» **Assignment**
Reproduce the entries that follow verbatim, down to the final line.

» **Entries provided**
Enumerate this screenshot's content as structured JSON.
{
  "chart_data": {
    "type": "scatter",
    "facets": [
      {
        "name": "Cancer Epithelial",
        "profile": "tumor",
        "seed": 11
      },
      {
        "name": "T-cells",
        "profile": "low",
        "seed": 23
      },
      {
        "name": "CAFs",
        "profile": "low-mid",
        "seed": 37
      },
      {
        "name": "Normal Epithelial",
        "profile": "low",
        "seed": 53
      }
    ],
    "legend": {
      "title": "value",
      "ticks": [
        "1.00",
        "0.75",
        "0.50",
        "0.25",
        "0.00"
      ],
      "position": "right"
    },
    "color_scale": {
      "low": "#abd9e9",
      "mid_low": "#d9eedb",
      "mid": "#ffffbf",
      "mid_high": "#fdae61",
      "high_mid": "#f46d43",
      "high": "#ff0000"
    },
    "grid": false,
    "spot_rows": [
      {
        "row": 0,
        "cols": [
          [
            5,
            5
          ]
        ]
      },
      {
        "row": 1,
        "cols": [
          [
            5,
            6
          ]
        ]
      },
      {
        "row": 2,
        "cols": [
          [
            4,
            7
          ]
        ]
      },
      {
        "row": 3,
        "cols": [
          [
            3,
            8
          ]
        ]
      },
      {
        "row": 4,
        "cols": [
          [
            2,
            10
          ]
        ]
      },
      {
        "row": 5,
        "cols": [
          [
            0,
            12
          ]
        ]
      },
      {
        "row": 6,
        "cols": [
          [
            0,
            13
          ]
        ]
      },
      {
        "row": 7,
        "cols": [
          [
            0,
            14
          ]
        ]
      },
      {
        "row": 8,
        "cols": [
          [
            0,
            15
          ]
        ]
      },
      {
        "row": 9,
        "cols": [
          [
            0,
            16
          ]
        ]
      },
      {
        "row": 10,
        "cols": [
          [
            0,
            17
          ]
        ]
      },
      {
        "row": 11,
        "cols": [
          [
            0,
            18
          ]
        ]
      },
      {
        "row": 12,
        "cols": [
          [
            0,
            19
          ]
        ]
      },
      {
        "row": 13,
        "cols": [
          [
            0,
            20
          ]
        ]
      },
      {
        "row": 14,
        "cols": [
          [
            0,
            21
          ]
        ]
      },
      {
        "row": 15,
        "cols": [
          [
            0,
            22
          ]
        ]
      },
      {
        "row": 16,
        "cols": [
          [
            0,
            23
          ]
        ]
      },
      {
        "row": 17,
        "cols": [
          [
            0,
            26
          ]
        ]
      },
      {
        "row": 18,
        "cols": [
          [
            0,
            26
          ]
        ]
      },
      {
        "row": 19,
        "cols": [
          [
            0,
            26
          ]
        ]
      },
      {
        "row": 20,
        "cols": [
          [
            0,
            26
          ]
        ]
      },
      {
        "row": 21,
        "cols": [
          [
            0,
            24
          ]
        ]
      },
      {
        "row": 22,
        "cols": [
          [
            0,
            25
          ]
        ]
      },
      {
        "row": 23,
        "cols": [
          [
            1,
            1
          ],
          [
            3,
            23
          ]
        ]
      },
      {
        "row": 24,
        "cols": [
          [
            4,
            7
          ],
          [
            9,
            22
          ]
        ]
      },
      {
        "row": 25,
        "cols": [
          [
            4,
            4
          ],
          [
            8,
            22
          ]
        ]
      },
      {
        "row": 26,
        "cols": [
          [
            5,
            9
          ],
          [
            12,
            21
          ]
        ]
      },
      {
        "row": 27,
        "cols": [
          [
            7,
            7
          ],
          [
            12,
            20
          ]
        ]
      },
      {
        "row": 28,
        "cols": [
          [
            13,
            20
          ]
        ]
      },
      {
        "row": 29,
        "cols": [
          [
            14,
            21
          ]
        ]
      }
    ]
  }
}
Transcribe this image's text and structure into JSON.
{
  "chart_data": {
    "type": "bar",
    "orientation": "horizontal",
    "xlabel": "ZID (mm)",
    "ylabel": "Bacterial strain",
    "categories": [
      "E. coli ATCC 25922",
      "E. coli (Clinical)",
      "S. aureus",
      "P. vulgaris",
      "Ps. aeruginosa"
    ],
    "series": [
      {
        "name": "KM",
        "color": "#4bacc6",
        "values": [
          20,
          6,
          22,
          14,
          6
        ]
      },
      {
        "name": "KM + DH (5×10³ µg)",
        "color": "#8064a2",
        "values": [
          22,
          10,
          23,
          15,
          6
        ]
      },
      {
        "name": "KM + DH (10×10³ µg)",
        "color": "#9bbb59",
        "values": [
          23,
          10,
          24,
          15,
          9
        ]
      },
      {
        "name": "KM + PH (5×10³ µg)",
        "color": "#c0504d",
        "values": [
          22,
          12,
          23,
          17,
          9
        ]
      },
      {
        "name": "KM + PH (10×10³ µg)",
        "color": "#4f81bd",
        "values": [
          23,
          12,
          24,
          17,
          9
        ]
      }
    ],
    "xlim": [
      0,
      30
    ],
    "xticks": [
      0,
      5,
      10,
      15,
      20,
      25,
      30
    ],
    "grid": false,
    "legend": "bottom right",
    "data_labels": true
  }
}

» **Reply to the task**
Enumerate this screenshot's content as structured JSON.
{
  "chart_data": {
    "type": "scatter",
    "facets": [
      {
        "name": "Cancer Epithelial",
        "profile": "tumor",
        "seed": 11
      },
      {
        "name": "T-cells",
        "profile": "low",
        "seed": 23
      },
      {
        "name": "CAFs",
        "profile": "low-mid",
        "seed": 37
      },
      {
        "name": "Normal Epithelial",
        "profile": "low",
        "seed": 53
      }
    ],
    "legend": {
      "title": "value",
      "ticks": [
        "1.00",
        "0.75",
        "0.50",
        "0.25",
        "0.00"
      ],
      "position": "right"
    },
    "color_scale": {
      "low": "#abd9e9",
      "mid_low": "#d9eedb",
      "mid": "#ffffbf",
      "mid_high": "#fdae61",
      "high_mid": "#f46d43",
      "high": "#ff0000"
    },
    "grid": false,
    "spot_rows": [
      {
        "row": 0,
        "cols": [
          [
            5,
            5
          ]
        ]
      },
      {
        "row": 1,
        "cols": [
          [
            5,
            6
          ]
        ]
      },
      {
        "row": 2,
        "cols": [
          [
            4,
            7
          ]
        ]
      },
      {
        "row": 3,
        "cols": [
          [
            3,
            8
          ]
        ]
      },
      {
        "row": 4,
        "cols": [
          [
            2,
            10
          ]
        ]
      },
      {
        "row": 5,
        "cols": [
          [
            0,
            12
          ]
        ]
      },
      {
        "row": 6,
        "cols": [
          [
            0,
            13
          ]
        ]
      },
      {
        "row": 7,
        "cols": [
          [
            0,
            14
          ]
        ]
      },
      {
        "row": 8,
        "cols": [
          [
            0,
            15
          ]
        ]
      },
      {
        "row": 9,
        "cols": [
          [
            0,
            16
          ]
        ]
      },
      {
        "row": 10,
        "cols": [
          [
            0,
            17
          ]
        ]
      },
      {
        "row": 11,
        "cols": [
          [
            0,
            18
          ]
        ]
      },
      {
        "row": 12,
        "cols": [
          [
            0,
            19
          ]
        ]
      },
      {
        "row": 13,
        "cols": [
          [
            0,
            20
          ]
        ]
      },
      {
        "row": 14,
        "cols": [
          [
            0,
            21
          ]
        ]
      },
      {
        "row": 15,
        "cols": [
          [
            0,
            22
          ]
        ]
      },
      {
        "row": 16,
        "cols": [
          [
            0,
            23
          ]
        ]
      },
      {
        "row": 17,
        "cols": [
          [
            0,
            26
          ]
        ]
      },
      {
        "row": 18,
        "cols": [
          [
            0,
            26
          ]
        ]
      },
      {
        "row": 19,
        "cols": [
          [
            0,
            26
          ]
        ]
      },
      {
        "row": 20,
        "cols": [
          [
            0,
            26
          ]
        ]
      },
      {
        "row": 21,
        "cols": [
          [
            0,
            24
          ]
        ]
      },
      {
        "row": 22,
        "cols": [
          [
            0,
            25
          ]
        ]
      },
      {
        "row": 23,
        "cols": [
          [
            1,
            1
          ],
          [
            3,
            23
          ]
        ]
      },
      {
        "row": 24,
        "cols": [
          [
            4,
            7
          ],
          [
            9,
            22
          ]
        ]
      },
      {
        "row": 25,
        "cols": [
          [
            4,
            4
          ],
          [
            8,
            22
          ]
        ]
      },
      {
        "row": 26,
        "cols": [
          [
            5,
            9
          ],
          [
            12,
            21
          ]
        ]
      },
      {
        "row": 27,
        "cols": [
          [
            7,
            7
          ],
          [
            12,
            20
          ]
        ]
      },
      {
        "row": 28,
        "cols": [
          [
            13,
            20
          ]
        ]
      },
      {
        "row": 29,
        "cols": [
          [
            14,
            21
          ]
        ]
      }
    ]
  }
}
Transcribe this image's text and structure into JSON.
{
  "chart_data": {
    "type": "bar",
    "orientation": "horizontal",
    "xlabel": "ZID (mm)",
    "ylabel": "Bacterial strain",
    "categories": [
      "E. coli ATCC 25922",
      "E. coli (Clinical)",
      "S. aureus",
      "P. vulgaris",
      "Ps. aeruginosa"
    ],
    "series": [
      {
        "name": "KM",
        "color": "#4bacc6",
        "values": [
          20,
          6,
          22,
          14,
          6
        ]
      },
      {
        "name": "KM + DH (5×10³ µg)",
        "color": "#8064a2",
        "values": [
          22,
          10,
          23,
          15,
          6
        ]
      },
      {
        "name": "KM + DH (10×10³ µg)",
        "color": "#9bbb59",
        "values": [
          23,
          10,
          24,
          15,
          9
        ]
      },
      {
        "name": "KM + PH (5×10³ µg)",
        "color": "#c0504d",
        "values": [
          22,
          12,
          23,
          17,
          9
        ]
      },
      {
        "name": "KM + PH (10×10³ µg)",
        "color": "#4f81bd",
        "values": [
          23,
          12,
          24,
          17,
          9
        ]
      }
    ],
    "xlim": [
      0,
      30
    ],
    "xticks": [
      0,
      5,
      10,
      15,
      20,
      25,
      30
    ],
    "grid": false,
    "legend": "bottom right",
    "data_labels": true
  }
}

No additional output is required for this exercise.